* _Written problem_
Nothing but the lines from the one containing "Give me the" to the end of the data should be returned, each exactly as written.

(Entries from a dataset)

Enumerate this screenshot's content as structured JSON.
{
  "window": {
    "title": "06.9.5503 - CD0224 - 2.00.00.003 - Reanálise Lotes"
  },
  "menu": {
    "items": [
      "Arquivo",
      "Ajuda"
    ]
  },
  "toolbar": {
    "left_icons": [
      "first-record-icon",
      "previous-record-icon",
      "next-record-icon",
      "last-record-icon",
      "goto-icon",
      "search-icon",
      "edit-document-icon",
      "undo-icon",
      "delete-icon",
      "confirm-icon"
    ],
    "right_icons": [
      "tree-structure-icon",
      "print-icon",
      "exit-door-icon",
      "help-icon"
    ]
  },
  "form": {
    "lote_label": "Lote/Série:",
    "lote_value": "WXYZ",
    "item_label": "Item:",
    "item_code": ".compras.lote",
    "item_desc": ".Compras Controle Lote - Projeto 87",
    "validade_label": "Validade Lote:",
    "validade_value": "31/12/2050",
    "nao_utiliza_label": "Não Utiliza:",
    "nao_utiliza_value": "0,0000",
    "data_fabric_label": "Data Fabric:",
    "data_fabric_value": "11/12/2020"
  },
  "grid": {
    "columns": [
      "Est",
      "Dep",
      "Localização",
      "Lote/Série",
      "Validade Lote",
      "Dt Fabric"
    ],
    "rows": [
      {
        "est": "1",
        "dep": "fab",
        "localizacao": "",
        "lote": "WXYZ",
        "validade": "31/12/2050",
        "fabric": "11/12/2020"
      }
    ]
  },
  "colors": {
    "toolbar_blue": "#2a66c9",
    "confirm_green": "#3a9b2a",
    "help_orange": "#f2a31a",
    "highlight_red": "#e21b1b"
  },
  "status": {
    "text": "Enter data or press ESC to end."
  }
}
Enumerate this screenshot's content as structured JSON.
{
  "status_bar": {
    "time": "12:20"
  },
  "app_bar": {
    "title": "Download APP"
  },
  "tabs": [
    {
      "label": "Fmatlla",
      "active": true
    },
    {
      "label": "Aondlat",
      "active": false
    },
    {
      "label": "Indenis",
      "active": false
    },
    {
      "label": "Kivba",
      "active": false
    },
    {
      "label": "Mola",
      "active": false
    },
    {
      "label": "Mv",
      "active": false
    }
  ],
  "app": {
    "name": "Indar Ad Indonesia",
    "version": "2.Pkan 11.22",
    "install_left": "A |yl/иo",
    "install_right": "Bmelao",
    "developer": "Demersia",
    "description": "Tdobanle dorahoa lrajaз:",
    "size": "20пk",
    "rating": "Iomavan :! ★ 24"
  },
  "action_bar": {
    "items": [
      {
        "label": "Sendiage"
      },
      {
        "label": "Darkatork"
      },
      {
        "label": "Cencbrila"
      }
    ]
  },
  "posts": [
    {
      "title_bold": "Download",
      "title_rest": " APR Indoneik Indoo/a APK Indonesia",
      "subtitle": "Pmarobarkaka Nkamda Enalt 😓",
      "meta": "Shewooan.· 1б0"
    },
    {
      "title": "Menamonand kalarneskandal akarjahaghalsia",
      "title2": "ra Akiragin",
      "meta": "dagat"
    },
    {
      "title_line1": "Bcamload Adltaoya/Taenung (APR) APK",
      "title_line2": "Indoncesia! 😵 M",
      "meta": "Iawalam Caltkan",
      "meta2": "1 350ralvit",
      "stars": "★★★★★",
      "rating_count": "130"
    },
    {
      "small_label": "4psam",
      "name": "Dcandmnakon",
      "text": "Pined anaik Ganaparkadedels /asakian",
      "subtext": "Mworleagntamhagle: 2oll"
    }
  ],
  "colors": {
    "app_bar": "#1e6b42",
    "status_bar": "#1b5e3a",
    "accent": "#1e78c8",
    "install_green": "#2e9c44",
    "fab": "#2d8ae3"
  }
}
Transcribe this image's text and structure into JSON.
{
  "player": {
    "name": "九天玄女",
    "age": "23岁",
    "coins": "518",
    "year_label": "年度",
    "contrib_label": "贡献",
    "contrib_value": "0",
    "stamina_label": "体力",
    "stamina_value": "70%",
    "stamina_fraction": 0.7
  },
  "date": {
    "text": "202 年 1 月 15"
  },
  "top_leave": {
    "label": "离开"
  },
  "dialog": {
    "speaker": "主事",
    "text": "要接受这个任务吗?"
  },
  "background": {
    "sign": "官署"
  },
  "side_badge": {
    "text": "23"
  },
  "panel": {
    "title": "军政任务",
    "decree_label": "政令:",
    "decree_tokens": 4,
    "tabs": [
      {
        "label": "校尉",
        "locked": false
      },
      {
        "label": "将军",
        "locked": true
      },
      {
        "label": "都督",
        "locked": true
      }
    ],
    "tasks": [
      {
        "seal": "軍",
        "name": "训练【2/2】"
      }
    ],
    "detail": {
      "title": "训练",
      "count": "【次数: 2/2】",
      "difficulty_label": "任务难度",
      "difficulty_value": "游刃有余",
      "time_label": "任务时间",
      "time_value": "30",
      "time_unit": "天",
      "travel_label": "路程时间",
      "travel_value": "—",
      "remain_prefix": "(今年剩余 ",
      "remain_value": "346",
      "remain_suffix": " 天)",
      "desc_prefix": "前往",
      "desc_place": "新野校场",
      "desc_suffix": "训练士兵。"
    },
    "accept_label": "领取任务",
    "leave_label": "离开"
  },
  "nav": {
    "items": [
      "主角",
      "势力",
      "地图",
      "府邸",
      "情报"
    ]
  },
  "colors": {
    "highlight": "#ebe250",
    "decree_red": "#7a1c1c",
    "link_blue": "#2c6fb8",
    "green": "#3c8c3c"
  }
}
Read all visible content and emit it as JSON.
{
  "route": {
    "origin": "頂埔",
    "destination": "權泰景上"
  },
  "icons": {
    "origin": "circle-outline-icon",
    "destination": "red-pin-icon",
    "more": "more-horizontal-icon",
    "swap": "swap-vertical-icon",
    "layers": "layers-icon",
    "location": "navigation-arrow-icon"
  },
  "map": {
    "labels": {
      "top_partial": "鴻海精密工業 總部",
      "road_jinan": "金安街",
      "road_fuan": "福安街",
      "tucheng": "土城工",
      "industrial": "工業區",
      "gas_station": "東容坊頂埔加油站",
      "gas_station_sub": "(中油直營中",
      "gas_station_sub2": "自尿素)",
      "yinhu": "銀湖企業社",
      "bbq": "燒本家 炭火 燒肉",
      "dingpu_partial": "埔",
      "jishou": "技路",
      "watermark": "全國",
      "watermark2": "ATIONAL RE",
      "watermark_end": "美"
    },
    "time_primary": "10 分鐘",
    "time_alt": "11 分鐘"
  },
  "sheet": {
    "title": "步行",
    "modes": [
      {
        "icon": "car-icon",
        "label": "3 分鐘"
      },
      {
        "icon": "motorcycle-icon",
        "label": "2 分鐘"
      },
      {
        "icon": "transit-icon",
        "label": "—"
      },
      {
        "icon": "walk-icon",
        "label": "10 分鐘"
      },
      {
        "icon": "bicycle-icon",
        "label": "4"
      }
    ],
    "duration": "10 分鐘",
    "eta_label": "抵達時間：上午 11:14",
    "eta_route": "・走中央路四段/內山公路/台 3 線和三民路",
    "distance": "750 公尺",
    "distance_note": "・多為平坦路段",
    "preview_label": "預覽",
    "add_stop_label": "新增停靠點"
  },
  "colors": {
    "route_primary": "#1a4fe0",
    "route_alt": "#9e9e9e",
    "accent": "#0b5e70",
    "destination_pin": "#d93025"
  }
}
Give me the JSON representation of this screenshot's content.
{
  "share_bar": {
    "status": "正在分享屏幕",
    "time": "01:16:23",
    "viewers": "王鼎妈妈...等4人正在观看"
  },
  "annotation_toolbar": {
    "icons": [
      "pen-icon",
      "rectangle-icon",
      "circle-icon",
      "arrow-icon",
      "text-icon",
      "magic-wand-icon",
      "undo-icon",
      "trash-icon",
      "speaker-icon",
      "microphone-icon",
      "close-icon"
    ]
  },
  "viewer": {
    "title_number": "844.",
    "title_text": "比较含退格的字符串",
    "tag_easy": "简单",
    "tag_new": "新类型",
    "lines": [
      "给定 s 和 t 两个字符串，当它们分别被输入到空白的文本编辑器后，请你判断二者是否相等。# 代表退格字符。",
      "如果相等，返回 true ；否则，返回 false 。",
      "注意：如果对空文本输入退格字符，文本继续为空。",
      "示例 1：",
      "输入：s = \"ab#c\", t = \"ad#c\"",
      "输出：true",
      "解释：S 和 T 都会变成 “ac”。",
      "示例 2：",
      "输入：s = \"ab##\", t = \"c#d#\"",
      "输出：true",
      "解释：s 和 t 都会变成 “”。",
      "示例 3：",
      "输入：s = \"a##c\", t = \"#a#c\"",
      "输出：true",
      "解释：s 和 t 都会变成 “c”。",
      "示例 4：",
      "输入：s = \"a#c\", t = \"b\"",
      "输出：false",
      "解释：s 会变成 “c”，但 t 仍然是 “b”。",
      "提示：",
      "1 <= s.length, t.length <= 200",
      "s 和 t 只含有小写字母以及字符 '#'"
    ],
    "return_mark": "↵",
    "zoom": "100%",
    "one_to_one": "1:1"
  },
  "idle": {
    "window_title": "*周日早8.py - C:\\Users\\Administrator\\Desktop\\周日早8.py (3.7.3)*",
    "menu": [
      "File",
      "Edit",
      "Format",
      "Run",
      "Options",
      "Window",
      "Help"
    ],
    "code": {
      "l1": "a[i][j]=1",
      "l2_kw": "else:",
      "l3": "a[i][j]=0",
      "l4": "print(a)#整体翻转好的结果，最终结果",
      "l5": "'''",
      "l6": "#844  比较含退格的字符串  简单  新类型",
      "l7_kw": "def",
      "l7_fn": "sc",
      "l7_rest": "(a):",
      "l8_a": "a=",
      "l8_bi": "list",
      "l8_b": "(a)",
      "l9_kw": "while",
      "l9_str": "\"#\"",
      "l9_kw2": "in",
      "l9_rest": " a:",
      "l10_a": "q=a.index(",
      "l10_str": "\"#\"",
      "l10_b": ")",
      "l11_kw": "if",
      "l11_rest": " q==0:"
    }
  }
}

* _Full solution_
Give me the JSON representation of this screenshot's content.
{
  "share_bar": {
    "status": "正在分享屏幕",
    "time": "01:16:23",
    "viewers": "王鼎妈妈...等4人正在观看"
  },
  "annotation_toolbar": {
    "icons": [
      "pen-icon",
      "rectangle-icon",
      "circle-icon",
      "arrow-icon",
      "text-icon",
      "magic-wand-icon",
      "undo-icon",
      "trash-icon",
      "speaker-icon",
      "microphone-icon",
      "close-icon"
    ]
  },
  "viewer": {
    "title_number": "844.",
    "title_text": "比较含退格的字符串",
    "tag_easy": "简单",
    "tag_new": "新类型",
    "lines": [
      "给定 s 和 t 两个字符串，当它们分别被输入到空白的文本编辑器后，请你判断二者是否相等。# 代表退格字符。",
      "如果相等，返回 true ；否则，返回 false 。",
      "注意：如果对空文本输入退格字符，文本继续为空。",
      "示例 1：",
      "输入：s = \"ab#c\", t = \"ad#c\"",
      "输出：true",
      "解释：S 和 T 都会变成 “ac”。",
      "示例 2：",
      "输入：s = \"ab##\", t = \"c#d#\"",
      "输出：true",
      "解释：s 和 t 都会变成 “”。",
      "示例 3：",
      "输入：s = \"a##c\", t = \"#a#c\"",
      "输出：true",
      "解释：s 和 t 都会变成 “c”。",
      "示例 4：",
      "输入：s = \"a#c\", t = \"b\"",
      "输出：false",
      "解释：s 会变成 “c”，但 t 仍然是 “b”。",
      "提示：",
      "1 <= s.length, t.length <= 200",
      "s 和 t 只含有小写字母以及字符 '#'"
    ],
    "return_mark": "↵",
    "zoom": "100%",
    "one_to_one": "1:1"
  },
  "idle": {
    "window_title": "*周日早8.py - C:\\Users\\Administrator\\Desktop\\周日早8.py (3.7.3)*",
    "menu": [
      "File",
      "Edit",
      "Format",
      "Run",
      "Options",
      "Window",
      "Help"
    ],
    "code": {
      "l1": "a[i][j]=1",
      "l2_kw": "else:",
      "l3": "a[i][j]=0",
      "l4": "print(a)#整体翻转好的结果，最终结果",
      "l5": "'''",
      "l6": "#844  比较含退格的字符串  简单  新类型",
      "l7_kw": "def",
      "l7_fn": "sc",
      "l7_rest": "(a):",
      "l8_a": "a=",
      "l8_bi": "list",
      "l8_b": "(a)",
      "l9_kw": "while",
      "l9_str": "\"#\"",
      "l9_kw2": "in",
      "l9_rest": " a:",
      "l10_a": "q=a.index(",
      "l10_str": "\"#\"",
      "l10_b": ")",
      "l11_kw": "if",
      "l11_rest": " q==0:"
    }
  }
}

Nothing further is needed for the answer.